**WORK TO DO**: What lines of the data hold the string "source"? Pull each one out.

(Excerpts from a figure dataset)
⁂

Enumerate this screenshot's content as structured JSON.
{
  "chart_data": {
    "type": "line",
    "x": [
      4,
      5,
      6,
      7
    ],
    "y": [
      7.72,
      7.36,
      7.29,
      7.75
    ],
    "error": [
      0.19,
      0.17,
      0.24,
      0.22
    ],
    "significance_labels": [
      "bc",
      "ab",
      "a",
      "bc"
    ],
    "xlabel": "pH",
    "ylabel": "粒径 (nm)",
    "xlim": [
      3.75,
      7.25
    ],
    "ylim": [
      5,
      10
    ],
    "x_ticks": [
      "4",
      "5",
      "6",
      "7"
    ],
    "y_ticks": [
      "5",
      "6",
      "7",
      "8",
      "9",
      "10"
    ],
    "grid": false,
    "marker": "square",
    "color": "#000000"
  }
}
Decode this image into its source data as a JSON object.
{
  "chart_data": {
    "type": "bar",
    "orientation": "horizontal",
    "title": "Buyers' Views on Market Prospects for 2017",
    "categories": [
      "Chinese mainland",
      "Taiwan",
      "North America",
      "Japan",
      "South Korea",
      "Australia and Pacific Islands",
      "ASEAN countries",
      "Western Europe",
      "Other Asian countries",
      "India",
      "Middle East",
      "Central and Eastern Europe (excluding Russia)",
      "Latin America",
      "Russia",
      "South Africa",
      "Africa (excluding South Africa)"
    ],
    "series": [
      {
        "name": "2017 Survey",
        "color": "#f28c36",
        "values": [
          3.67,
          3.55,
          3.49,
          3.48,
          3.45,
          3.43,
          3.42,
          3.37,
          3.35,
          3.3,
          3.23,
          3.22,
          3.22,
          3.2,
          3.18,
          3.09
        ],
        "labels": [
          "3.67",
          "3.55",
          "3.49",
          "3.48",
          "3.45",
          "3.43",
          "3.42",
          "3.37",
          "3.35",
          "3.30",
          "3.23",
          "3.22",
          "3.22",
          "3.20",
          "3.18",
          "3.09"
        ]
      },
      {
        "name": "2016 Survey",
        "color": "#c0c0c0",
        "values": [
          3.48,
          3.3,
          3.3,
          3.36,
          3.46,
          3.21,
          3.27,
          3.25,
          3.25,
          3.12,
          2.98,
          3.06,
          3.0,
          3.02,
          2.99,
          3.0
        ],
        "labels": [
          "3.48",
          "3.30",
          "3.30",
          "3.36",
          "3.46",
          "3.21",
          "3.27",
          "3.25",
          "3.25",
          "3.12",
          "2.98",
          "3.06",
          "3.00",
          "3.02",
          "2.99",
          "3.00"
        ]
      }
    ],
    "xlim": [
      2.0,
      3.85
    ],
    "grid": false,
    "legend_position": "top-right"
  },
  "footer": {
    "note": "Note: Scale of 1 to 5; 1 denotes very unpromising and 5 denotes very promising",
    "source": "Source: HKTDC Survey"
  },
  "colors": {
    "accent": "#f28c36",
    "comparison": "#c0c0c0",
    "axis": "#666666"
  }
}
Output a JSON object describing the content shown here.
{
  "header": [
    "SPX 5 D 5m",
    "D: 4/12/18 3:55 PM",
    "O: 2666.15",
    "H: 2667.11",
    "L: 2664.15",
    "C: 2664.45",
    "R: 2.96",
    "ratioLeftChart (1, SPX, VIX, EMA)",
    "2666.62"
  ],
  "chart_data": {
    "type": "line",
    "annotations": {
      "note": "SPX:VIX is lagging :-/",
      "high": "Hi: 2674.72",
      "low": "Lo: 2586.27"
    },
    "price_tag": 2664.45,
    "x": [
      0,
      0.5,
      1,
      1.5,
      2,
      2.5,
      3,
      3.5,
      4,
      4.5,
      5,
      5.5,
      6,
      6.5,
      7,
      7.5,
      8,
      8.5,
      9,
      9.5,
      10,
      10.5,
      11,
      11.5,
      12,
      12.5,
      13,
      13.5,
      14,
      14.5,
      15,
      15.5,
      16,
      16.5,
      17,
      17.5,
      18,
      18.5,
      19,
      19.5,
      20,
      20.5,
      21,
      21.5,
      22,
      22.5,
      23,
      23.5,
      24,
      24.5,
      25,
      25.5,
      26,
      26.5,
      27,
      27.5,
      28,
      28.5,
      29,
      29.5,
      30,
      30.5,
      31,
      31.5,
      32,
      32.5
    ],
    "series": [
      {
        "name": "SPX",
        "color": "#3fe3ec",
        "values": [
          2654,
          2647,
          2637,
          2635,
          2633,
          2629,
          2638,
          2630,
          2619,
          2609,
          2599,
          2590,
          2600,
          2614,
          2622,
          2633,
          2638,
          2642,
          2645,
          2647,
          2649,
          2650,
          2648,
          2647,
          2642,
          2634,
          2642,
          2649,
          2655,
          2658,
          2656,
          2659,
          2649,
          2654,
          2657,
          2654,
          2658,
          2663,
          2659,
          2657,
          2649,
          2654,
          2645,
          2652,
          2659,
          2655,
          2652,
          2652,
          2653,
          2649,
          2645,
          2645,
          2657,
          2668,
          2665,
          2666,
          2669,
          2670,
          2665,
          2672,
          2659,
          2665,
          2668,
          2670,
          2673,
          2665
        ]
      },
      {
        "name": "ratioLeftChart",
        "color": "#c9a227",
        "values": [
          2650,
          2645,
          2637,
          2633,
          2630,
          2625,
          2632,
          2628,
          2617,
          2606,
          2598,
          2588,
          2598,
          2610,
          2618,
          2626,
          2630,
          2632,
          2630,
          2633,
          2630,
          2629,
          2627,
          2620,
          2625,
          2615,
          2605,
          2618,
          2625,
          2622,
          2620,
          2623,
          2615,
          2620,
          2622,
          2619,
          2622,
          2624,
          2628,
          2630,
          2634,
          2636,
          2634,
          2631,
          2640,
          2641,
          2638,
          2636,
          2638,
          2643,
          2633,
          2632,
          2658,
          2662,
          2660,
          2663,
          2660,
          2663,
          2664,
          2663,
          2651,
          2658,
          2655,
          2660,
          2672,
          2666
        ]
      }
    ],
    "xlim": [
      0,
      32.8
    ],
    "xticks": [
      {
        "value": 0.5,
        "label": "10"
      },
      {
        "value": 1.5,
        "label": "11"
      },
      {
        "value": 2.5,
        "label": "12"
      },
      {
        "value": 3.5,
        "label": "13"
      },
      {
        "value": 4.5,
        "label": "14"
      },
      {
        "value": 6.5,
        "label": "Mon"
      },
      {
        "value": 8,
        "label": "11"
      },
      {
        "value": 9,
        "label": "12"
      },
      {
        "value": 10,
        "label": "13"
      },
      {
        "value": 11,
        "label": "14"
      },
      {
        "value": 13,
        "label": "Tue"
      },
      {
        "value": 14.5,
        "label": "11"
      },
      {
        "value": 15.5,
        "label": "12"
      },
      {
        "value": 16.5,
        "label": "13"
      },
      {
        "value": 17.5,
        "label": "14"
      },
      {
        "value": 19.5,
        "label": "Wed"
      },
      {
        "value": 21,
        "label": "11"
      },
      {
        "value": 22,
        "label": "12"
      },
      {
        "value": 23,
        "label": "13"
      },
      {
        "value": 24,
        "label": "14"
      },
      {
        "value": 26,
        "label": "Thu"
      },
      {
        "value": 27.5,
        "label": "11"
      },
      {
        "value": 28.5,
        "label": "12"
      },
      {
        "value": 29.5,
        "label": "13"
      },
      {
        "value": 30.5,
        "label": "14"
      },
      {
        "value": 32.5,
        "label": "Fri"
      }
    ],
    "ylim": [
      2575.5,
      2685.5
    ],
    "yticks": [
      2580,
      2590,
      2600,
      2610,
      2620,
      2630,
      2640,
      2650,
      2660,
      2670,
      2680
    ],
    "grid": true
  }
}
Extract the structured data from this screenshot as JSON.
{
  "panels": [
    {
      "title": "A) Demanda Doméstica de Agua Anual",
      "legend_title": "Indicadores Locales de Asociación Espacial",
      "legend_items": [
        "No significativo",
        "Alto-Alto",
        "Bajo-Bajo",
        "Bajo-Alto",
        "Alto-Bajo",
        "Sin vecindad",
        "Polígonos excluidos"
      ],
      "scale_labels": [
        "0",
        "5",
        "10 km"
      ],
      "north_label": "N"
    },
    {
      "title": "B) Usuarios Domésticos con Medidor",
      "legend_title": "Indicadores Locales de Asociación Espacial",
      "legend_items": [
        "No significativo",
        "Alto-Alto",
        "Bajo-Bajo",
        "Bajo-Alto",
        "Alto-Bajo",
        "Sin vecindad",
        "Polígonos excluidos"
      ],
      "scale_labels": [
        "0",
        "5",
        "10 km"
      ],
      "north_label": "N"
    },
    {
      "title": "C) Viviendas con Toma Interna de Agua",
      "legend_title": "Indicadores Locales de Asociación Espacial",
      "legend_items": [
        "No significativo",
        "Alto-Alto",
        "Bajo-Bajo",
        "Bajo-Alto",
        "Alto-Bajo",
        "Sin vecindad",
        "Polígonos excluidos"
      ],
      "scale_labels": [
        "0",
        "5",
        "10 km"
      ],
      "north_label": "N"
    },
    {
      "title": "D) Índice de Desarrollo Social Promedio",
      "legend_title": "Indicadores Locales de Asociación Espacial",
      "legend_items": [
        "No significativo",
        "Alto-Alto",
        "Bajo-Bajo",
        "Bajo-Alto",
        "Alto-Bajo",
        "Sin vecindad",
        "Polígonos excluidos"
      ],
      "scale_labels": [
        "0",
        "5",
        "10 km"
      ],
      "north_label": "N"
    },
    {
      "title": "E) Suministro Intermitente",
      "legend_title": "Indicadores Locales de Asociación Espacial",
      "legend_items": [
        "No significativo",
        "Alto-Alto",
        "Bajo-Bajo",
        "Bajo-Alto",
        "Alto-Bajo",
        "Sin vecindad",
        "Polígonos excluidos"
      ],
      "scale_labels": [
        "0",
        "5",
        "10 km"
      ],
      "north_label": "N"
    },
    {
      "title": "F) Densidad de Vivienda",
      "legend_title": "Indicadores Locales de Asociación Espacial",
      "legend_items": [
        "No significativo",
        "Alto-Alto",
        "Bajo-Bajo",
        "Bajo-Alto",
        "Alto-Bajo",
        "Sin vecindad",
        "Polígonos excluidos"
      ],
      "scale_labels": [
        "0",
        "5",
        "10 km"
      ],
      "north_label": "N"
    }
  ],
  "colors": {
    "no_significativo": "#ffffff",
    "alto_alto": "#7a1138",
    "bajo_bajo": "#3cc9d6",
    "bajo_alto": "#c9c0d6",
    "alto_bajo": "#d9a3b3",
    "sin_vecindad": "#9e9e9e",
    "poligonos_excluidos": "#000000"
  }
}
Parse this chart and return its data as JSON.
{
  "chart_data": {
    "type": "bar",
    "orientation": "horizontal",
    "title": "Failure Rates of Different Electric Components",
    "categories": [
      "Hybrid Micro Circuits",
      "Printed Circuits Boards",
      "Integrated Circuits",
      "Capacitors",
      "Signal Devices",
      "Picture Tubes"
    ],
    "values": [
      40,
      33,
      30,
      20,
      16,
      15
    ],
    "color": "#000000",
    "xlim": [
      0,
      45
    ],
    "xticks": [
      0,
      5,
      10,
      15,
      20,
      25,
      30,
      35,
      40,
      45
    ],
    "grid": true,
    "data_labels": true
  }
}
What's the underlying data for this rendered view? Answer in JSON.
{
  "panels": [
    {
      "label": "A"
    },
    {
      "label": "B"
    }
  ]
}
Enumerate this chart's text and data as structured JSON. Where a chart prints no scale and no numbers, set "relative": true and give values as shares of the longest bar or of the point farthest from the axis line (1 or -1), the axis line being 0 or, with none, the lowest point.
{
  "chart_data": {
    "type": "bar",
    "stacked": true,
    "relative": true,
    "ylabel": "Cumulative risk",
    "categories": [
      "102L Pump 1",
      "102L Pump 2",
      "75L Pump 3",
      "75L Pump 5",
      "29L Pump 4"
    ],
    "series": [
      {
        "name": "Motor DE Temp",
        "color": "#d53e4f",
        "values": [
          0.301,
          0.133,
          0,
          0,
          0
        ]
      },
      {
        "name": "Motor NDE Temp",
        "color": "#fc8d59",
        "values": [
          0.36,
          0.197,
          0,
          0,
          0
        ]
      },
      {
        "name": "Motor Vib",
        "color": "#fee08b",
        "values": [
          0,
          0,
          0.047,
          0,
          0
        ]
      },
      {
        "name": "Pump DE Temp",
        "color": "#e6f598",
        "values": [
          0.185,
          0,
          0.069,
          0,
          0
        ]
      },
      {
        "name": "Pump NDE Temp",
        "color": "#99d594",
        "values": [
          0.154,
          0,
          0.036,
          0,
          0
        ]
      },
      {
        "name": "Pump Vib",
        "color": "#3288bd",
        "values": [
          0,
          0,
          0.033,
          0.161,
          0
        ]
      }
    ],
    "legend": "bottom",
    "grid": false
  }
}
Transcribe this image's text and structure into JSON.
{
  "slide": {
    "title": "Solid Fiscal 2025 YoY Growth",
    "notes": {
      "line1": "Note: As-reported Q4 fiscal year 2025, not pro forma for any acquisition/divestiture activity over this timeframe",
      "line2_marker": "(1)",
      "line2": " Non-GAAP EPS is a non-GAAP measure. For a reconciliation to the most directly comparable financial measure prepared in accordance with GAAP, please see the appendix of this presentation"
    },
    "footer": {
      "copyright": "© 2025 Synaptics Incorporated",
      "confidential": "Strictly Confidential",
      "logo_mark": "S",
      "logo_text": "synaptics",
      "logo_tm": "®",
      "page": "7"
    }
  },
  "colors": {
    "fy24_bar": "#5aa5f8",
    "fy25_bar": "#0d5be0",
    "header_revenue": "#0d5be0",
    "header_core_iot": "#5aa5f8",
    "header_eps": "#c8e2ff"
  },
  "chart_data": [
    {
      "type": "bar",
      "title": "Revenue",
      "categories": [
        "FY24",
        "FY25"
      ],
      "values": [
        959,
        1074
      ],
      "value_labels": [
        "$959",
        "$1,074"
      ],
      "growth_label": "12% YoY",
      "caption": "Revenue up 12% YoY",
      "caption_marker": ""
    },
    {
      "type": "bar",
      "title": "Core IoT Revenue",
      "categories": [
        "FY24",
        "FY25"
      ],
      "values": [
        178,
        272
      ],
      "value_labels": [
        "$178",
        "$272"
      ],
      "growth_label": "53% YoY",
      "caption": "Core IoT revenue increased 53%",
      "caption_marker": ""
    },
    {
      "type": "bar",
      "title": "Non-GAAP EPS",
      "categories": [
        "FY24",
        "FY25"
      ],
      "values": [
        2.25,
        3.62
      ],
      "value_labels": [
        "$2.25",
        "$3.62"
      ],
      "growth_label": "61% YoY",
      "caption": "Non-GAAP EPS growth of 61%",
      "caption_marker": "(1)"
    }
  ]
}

⁂

**TASK RESPONSE**:
Decode this image into its source data as a JSON object.
    "source": "Source: HKTDC Survey"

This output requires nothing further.